PROBLEM TO SOLVE:
How many lines in the records below contain the word "Prices"? Answer with the number alone.

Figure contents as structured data
* * * * * * * * *
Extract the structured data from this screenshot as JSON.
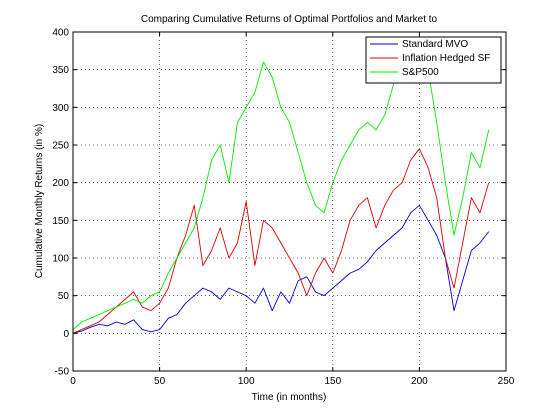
{
  "chart_data": {
    "type": "line",
    "title": "Comparing Cumulative Returns of Optimal Portfolios and Market to",
    "xlabel": "Time (in months)",
    "ylabel": "Cumulative Monthly Returns (in %)",
    "xlim": [
      0,
      250
    ],
    "ylim": [
      -50,
      400
    ],
    "xticks": [
      0,
      50,
      100,
      150,
      200,
      250
    ],
    "yticks": [
      -50,
      0,
      50,
      100,
      150,
      200,
      250,
      300,
      350,
      400
    ],
    "grid": true,
    "legend_position": "top-right",
    "series": [
      {
        "name": "Standard MVO",
        "color": "#0000cc",
        "x": [
          0,
          5,
          10,
          15,
          20,
          25,
          30,
          35,
          40,
          45,
          50,
          55,
          60,
          65,
          70,
          75,
          80,
          85,
          90,
          95,
          100,
          105,
          110,
          115,
          120,
          125,
          130,
          135,
          140,
          145,
          150,
          155,
          160,
          165,
          170,
          175,
          180,
          185,
          190,
          195,
          200,
          205,
          210,
          215,
          220,
          225,
          230,
          235,
          240
        ],
        "values": [
          0,
          3,
          8,
          12,
          10,
          15,
          12,
          18,
          5,
          2,
          5,
          20,
          25,
          40,
          50,
          60,
          55,
          45,
          60,
          55,
          50,
          40,
          60,
          30,
          55,
          40,
          70,
          75,
          55,
          50,
          60,
          70,
          80,
          85,
          95,
          110,
          120,
          130,
          140,
          160,
          170,
          150,
          130,
          100,
          30,
          70,
          110,
          120,
          135
        ]
      },
      {
        "name": "Inflation Hedged SF",
        "color": "#dd0000",
        "x": [
          0,
          5,
          10,
          15,
          20,
          25,
          30,
          35,
          40,
          45,
          50,
          55,
          60,
          65,
          70,
          75,
          80,
          85,
          90,
          95,
          100,
          105,
          110,
          115,
          120,
          125,
          130,
          135,
          140,
          145,
          150,
          155,
          160,
          165,
          170,
          175,
          180,
          185,
          190,
          195,
          200,
          205,
          210,
          215,
          220,
          225,
          230,
          235,
          240
        ],
        "values": [
          0,
          5,
          10,
          15,
          25,
          35,
          45,
          55,
          35,
          30,
          40,
          60,
          100,
          130,
          170,
          90,
          110,
          140,
          100,
          120,
          175,
          90,
          150,
          140,
          120,
          100,
          80,
          50,
          80,
          100,
          80,
          110,
          150,
          170,
          180,
          140,
          170,
          190,
          200,
          230,
          245,
          220,
          180,
          100,
          60,
          120,
          180,
          160,
          200
        ]
      },
      {
        "name": "S&P500",
        "color": "#00ee00",
        "x": [
          0,
          5,
          10,
          15,
          20,
          25,
          30,
          35,
          40,
          45,
          50,
          55,
          60,
          65,
          70,
          75,
          80,
          85,
          90,
          95,
          100,
          105,
          110,
          115,
          120,
          125,
          130,
          135,
          140,
          145,
          150,
          155,
          160,
          165,
          170,
          175,
          180,
          185,
          190,
          195,
          200,
          205,
          210,
          215,
          220,
          225,
          230,
          235,
          240
        ],
        "values": [
          5,
          15,
          20,
          25,
          30,
          35,
          40,
          45,
          40,
          50,
          55,
          80,
          100,
          120,
          140,
          180,
          230,
          250,
          200,
          280,
          300,
          320,
          360,
          340,
          300,
          280,
          240,
          200,
          170,
          160,
          200,
          230,
          250,
          270,
          280,
          270,
          290,
          330,
          370,
          390,
          380,
          350,
          280,
          200,
          130,
          180,
          240,
          220,
          270
        ]
      }
    ]
  }
}
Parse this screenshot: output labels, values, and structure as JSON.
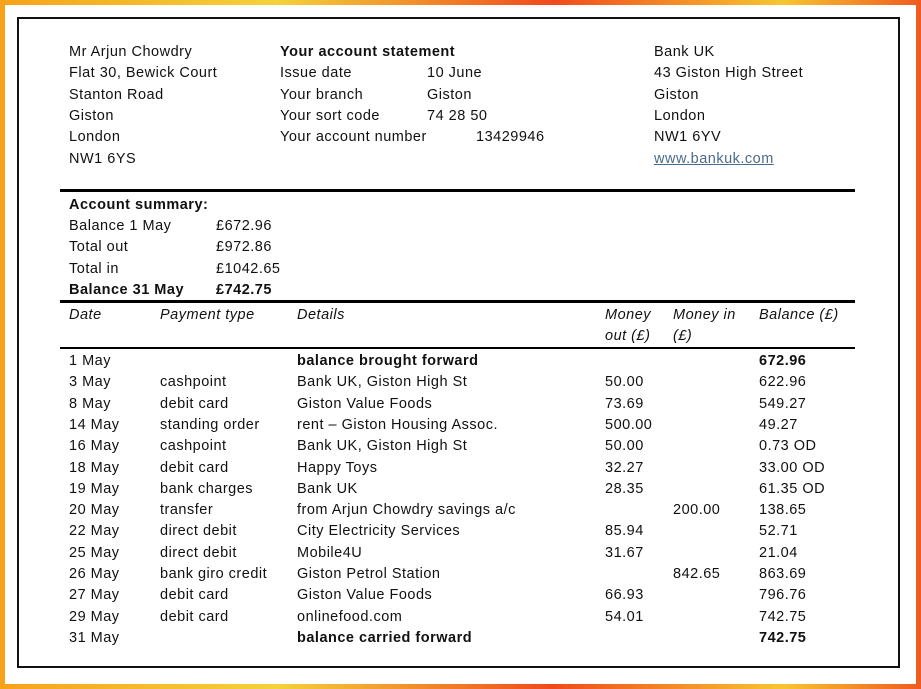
{
  "customer": [
    "Mr Arjun Chowdry",
    "Flat 30, Bewick Court",
    "Stanton Road",
    "Giston",
    "London",
    "NW1 6YS"
  ],
  "statement": {
    "title": "Your account statement",
    "rows": [
      [
        "Issue date",
        "10 June"
      ],
      [
        "Your branch",
        "Giston"
      ],
      [
        "Your sort code",
        "74 28 50"
      ],
      [
        "Your account number",
        "13429946"
      ]
    ]
  },
  "bank": {
    "lines": [
      "Bank UK",
      "43 Giston High Street",
      "Giston",
      "London",
      "NW1 6YV"
    ],
    "website": "www.bankuk.com"
  },
  "summary": {
    "title": "Account summary:",
    "rows": [
      [
        "Balance 1 May",
        "£672.96"
      ],
      [
        "Total out",
        "£972.86"
      ],
      [
        "Total in",
        "£1042.65"
      ],
      [
        "Balance 31 May",
        "£742.75"
      ]
    ]
  },
  "transactions": {
    "headers": [
      "Date",
      "Payment type",
      "Details",
      "Money out (£)",
      "Money in (£)",
      "Balance (£)"
    ],
    "rows": [
      [
        "1 May",
        null,
        "balance brought forward",
        null,
        null,
        "672.96"
      ],
      [
        "3 May",
        "cashpoint",
        "Bank UK, Giston High St",
        "50.00",
        null,
        "622.96"
      ],
      [
        "8 May",
        "debit card",
        "Giston Value Foods",
        "73.69",
        null,
        "549.27"
      ],
      [
        "14 May",
        "standing order",
        "rent – Giston Housing Assoc.",
        "500.00",
        null,
        "49.27"
      ],
      [
        "16 May",
        "cashpoint",
        "Bank UK, Giston High St",
        "50.00",
        null,
        "0.73 OD"
      ],
      [
        "18 May",
        "debit card",
        "Happy Toys",
        "32.27",
        null,
        "33.00 OD"
      ],
      [
        "19 May",
        "bank charges",
        "Bank UK",
        "28.35",
        null,
        "61.35 OD"
      ],
      [
        "20 May",
        "transfer",
        "from Arjun Chowdry savings a/c",
        null,
        "200.00",
        "138.65"
      ],
      [
        "22 May",
        "direct debit",
        "City Electricity Services",
        "85.94",
        null,
        "52.71"
      ],
      [
        "25 May",
        "direct debit",
        "Mobile4U",
        "31.67",
        null,
        "21.04"
      ],
      [
        "26 May",
        "bank giro credit",
        "Giston Petrol Station",
        null,
        "842.65",
        "863.69"
      ],
      [
        "27 May",
        "debit card",
        "Giston Value Foods",
        "66.93",
        null,
        "796.76"
      ],
      [
        "29 May",
        "debit card",
        "onlinefood.com",
        "54.01",
        null,
        "742.75"
      ],
      [
        "31 May",
        null,
        "balance carried forward",
        null,
        null,
        "742.75"
      ]
    ]
  }
}
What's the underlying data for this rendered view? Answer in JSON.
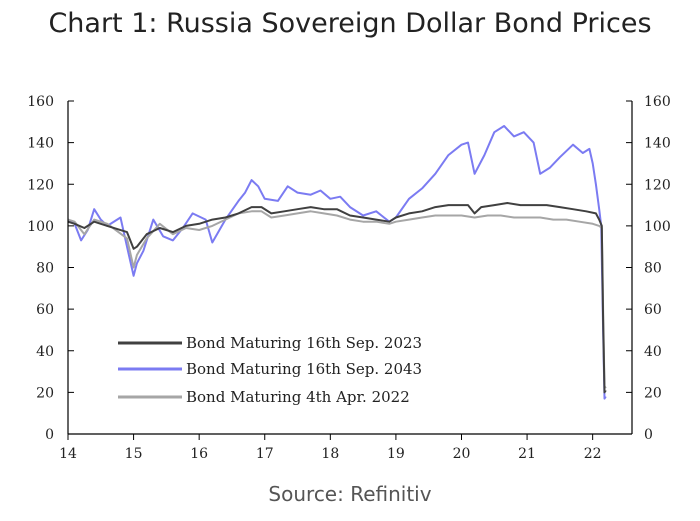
{
  "title": "Chart 1: Russia Sovereign Dollar Bond Prices",
  "source": "Source: Refinitiv",
  "colors": {
    "bond2023": "#404040",
    "bond2043": "#7b7bf2",
    "bond2022": "#a6a6a6",
    "axis": "#000000"
  },
  "chart_data": {
    "type": "line",
    "title": "Chart 1: Russia Sovereign Dollar Bond Prices",
    "xlabel": "",
    "ylabel": "",
    "xlim": [
      2014,
      2022.6
    ],
    "ylim": [
      0,
      160
    ],
    "x_ticks": [
      {
        "v": 2014,
        "label": "14"
      },
      {
        "v": 2015,
        "label": "15"
      },
      {
        "v": 2016,
        "label": "16"
      },
      {
        "v": 2017,
        "label": "17"
      },
      {
        "v": 2018,
        "label": "18"
      },
      {
        "v": 2019,
        "label": "19"
      },
      {
        "v": 2020,
        "label": "20"
      },
      {
        "v": 2021,
        "label": "21"
      },
      {
        "v": 2022,
        "label": "22"
      }
    ],
    "y_ticks": [
      0,
      20,
      40,
      60,
      80,
      100,
      120,
      140,
      160
    ],
    "right_axis": true,
    "grid": false,
    "legend_position": "bottom-left",
    "series": [
      {
        "name": "Bond Maturing 16th Sep. 2023",
        "color": "#404040",
        "points": [
          [
            2014.0,
            102
          ],
          [
            2014.1,
            101
          ],
          [
            2014.25,
            99
          ],
          [
            2014.4,
            102
          ],
          [
            2014.6,
            100
          ],
          [
            2014.9,
            97
          ],
          [
            2015.0,
            89
          ],
          [
            2015.05,
            90
          ],
          [
            2015.2,
            96
          ],
          [
            2015.4,
            99
          ],
          [
            2015.6,
            97
          ],
          [
            2015.8,
            100
          ],
          [
            2016.0,
            101
          ],
          [
            2016.2,
            103
          ],
          [
            2016.4,
            104
          ],
          [
            2016.6,
            106
          ],
          [
            2016.8,
            109
          ],
          [
            2016.95,
            109
          ],
          [
            2017.1,
            106
          ],
          [
            2017.3,
            107
          ],
          [
            2017.5,
            108
          ],
          [
            2017.7,
            109
          ],
          [
            2017.9,
            108
          ],
          [
            2018.1,
            108
          ],
          [
            2018.3,
            105
          ],
          [
            2018.5,
            104
          ],
          [
            2018.7,
            103
          ],
          [
            2018.9,
            102
          ],
          [
            2019.0,
            104
          ],
          [
            2019.2,
            106
          ],
          [
            2019.4,
            107
          ],
          [
            2019.6,
            109
          ],
          [
            2019.8,
            110
          ],
          [
            2020.0,
            110
          ],
          [
            2020.1,
            110
          ],
          [
            2020.2,
            106
          ],
          [
            2020.3,
            109
          ],
          [
            2020.5,
            110
          ],
          [
            2020.7,
            111
          ],
          [
            2020.9,
            110
          ],
          [
            2021.1,
            110
          ],
          [
            2021.3,
            110
          ],
          [
            2021.5,
            109
          ],
          [
            2021.7,
            108
          ],
          [
            2021.9,
            107
          ],
          [
            2022.05,
            106
          ],
          [
            2022.1,
            103
          ],
          [
            2022.14,
            100
          ],
          [
            2022.16,
            55
          ],
          [
            2022.18,
            20
          ],
          [
            2022.2,
            21
          ]
        ]
      },
      {
        "name": "Bond Maturing 16th Sep. 2043",
        "color": "#7b7bf2",
        "points": [
          [
            2014.0,
            103
          ],
          [
            2014.1,
            101
          ],
          [
            2014.2,
            93
          ],
          [
            2014.3,
            98
          ],
          [
            2014.4,
            108
          ],
          [
            2014.5,
            103
          ],
          [
            2014.6,
            100
          ],
          [
            2014.8,
            104
          ],
          [
            2014.9,
            90
          ],
          [
            2015.0,
            76
          ],
          [
            2015.05,
            82
          ],
          [
            2015.15,
            88
          ],
          [
            2015.3,
            103
          ],
          [
            2015.45,
            95
          ],
          [
            2015.6,
            93
          ],
          [
            2015.75,
            99
          ],
          [
            2015.9,
            106
          ],
          [
            2016.1,
            103
          ],
          [
            2016.2,
            92
          ],
          [
            2016.4,
            103
          ],
          [
            2016.6,
            112
          ],
          [
            2016.7,
            116
          ],
          [
            2016.8,
            122
          ],
          [
            2016.9,
            119
          ],
          [
            2017.0,
            113
          ],
          [
            2017.2,
            112
          ],
          [
            2017.35,
            119
          ],
          [
            2017.5,
            116
          ],
          [
            2017.7,
            115
          ],
          [
            2017.85,
            117
          ],
          [
            2018.0,
            113
          ],
          [
            2018.15,
            114
          ],
          [
            2018.3,
            109
          ],
          [
            2018.5,
            105
          ],
          [
            2018.7,
            107
          ],
          [
            2018.9,
            102
          ],
          [
            2019.0,
            104
          ],
          [
            2019.2,
            113
          ],
          [
            2019.4,
            118
          ],
          [
            2019.6,
            125
          ],
          [
            2019.8,
            134
          ],
          [
            2020.0,
            139
          ],
          [
            2020.1,
            140
          ],
          [
            2020.2,
            125
          ],
          [
            2020.35,
            134
          ],
          [
            2020.5,
            145
          ],
          [
            2020.65,
            148
          ],
          [
            2020.8,
            143
          ],
          [
            2020.95,
            145
          ],
          [
            2021.1,
            140
          ],
          [
            2021.2,
            125
          ],
          [
            2021.35,
            128
          ],
          [
            2021.5,
            133
          ],
          [
            2021.7,
            139
          ],
          [
            2021.85,
            135
          ],
          [
            2021.95,
            137
          ],
          [
            2022.0,
            130
          ],
          [
            2022.05,
            120
          ],
          [
            2022.1,
            108
          ],
          [
            2022.13,
            100
          ],
          [
            2022.16,
            50
          ],
          [
            2022.18,
            17
          ],
          [
            2022.2,
            18
          ]
        ]
      },
      {
        "name": "Bond Maturing 4th Apr. 2022",
        "color": "#a6a6a6",
        "points": [
          [
            2014.0,
            103
          ],
          [
            2014.1,
            102
          ],
          [
            2014.25,
            96
          ],
          [
            2014.4,
            103
          ],
          [
            2014.6,
            101
          ],
          [
            2014.9,
            94
          ],
          [
            2015.0,
            80
          ],
          [
            2015.05,
            86
          ],
          [
            2015.2,
            94
          ],
          [
            2015.4,
            101
          ],
          [
            2015.6,
            96
          ],
          [
            2015.8,
            99
          ],
          [
            2016.0,
            98
          ],
          [
            2016.2,
            100
          ],
          [
            2016.4,
            103
          ],
          [
            2016.6,
            106
          ],
          [
            2016.8,
            107
          ],
          [
            2016.95,
            107
          ],
          [
            2017.1,
            104
          ],
          [
            2017.3,
            105
          ],
          [
            2017.5,
            106
          ],
          [
            2017.7,
            107
          ],
          [
            2017.9,
            106
          ],
          [
            2018.1,
            105
          ],
          [
            2018.3,
            103
          ],
          [
            2018.5,
            102
          ],
          [
            2018.7,
            102
          ],
          [
            2018.9,
            101
          ],
          [
            2019.0,
            102
          ],
          [
            2019.2,
            103
          ],
          [
            2019.4,
            104
          ],
          [
            2019.6,
            105
          ],
          [
            2019.8,
            105
          ],
          [
            2020.0,
            105
          ],
          [
            2020.2,
            104
          ],
          [
            2020.4,
            105
          ],
          [
            2020.6,
            105
          ],
          [
            2020.8,
            104
          ],
          [
            2021.0,
            104
          ],
          [
            2021.2,
            104
          ],
          [
            2021.4,
            103
          ],
          [
            2021.6,
            103
          ],
          [
            2021.8,
            102
          ],
          [
            2022.0,
            101
          ],
          [
            2022.1,
            100
          ],
          [
            2022.14,
            99
          ],
          [
            2022.16,
            60
          ],
          [
            2022.18,
            23
          ],
          [
            2022.2,
            22
          ]
        ]
      }
    ]
  }
}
* * * * * * * * *
REPLY:
2